DATASET EXTRACT =>
--- START ---
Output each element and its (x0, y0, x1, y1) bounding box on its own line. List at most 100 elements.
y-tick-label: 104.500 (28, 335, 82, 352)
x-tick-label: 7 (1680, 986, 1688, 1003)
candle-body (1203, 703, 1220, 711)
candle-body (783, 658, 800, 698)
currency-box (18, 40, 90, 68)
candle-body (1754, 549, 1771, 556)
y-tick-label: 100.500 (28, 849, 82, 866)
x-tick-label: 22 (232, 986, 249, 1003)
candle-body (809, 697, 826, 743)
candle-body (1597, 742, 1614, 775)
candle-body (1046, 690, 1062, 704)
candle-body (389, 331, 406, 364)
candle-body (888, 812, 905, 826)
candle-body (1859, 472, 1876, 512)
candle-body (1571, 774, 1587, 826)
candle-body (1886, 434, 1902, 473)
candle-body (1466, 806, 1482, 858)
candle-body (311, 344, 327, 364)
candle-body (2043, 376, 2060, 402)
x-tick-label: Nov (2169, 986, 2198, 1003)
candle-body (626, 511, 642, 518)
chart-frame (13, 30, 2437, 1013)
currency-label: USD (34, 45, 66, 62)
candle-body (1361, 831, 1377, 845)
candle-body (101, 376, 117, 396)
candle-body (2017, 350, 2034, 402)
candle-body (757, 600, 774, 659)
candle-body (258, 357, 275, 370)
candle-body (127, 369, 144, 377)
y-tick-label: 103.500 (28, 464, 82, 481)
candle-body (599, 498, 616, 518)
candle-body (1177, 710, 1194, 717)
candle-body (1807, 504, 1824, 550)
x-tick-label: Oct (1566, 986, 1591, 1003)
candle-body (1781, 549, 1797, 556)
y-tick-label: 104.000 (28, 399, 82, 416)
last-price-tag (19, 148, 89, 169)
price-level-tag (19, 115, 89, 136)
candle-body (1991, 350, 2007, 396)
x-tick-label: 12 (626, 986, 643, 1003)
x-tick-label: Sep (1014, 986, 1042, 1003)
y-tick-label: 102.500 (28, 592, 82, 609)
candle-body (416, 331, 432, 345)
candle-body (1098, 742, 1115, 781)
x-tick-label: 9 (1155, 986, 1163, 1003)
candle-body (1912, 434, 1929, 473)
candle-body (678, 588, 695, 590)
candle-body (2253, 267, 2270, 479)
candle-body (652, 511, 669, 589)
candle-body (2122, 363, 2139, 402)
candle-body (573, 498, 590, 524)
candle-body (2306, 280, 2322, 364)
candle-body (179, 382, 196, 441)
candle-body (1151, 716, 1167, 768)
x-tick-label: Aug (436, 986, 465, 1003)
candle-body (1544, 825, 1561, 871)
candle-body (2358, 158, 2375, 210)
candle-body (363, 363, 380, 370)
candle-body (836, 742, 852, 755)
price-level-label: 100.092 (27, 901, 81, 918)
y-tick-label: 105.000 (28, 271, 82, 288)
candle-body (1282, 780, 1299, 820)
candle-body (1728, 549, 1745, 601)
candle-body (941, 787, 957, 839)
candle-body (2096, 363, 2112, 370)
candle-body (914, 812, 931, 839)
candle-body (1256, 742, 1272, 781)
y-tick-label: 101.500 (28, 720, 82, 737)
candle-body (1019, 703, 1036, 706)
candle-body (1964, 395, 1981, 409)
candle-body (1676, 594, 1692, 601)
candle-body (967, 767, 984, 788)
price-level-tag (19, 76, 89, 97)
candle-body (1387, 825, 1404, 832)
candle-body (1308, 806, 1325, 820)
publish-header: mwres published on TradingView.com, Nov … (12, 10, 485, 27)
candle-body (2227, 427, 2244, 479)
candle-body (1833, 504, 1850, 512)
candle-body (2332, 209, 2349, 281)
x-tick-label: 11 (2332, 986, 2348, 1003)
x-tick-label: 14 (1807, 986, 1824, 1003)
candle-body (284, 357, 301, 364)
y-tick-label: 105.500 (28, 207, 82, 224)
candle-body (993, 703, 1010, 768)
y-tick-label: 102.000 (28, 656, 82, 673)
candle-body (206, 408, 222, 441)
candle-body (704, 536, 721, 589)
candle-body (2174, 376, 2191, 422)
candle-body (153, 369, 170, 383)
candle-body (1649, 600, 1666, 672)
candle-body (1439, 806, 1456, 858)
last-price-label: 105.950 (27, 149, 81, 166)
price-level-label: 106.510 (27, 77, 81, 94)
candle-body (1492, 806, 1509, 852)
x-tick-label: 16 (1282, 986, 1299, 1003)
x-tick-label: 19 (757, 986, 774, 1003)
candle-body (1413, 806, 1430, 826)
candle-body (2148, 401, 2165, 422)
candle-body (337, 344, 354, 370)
--- END ---
EXERCISE PROMPT => Repeat, word for word, the stretch of items from the start through the line containing "candle-body (1571, 774, 1587, 826)", with both ends included.

EXPECTED ANSWER =>
Output each element and its (x0, y0, x1, y1) bounding box on its own line. List at most 100 elements.
y-tick-label: 104.500 (28, 335, 82, 352)
x-tick-label: 7 (1680, 986, 1688, 1003)
candle-body (1203, 703, 1220, 711)
candle-body (783, 658, 800, 698)
currency-box (18, 40, 90, 68)
candle-body (1754, 549, 1771, 556)
y-tick-label: 100.500 (28, 849, 82, 866)
x-tick-label: 22 (232, 986, 249, 1003)
candle-body (809, 697, 826, 743)
candle-body (1597, 742, 1614, 775)
candle-body (1046, 690, 1062, 704)
candle-body (389, 331, 406, 364)
candle-body (888, 812, 905, 826)
candle-body (1859, 472, 1876, 512)
candle-body (1571, 774, 1587, 826)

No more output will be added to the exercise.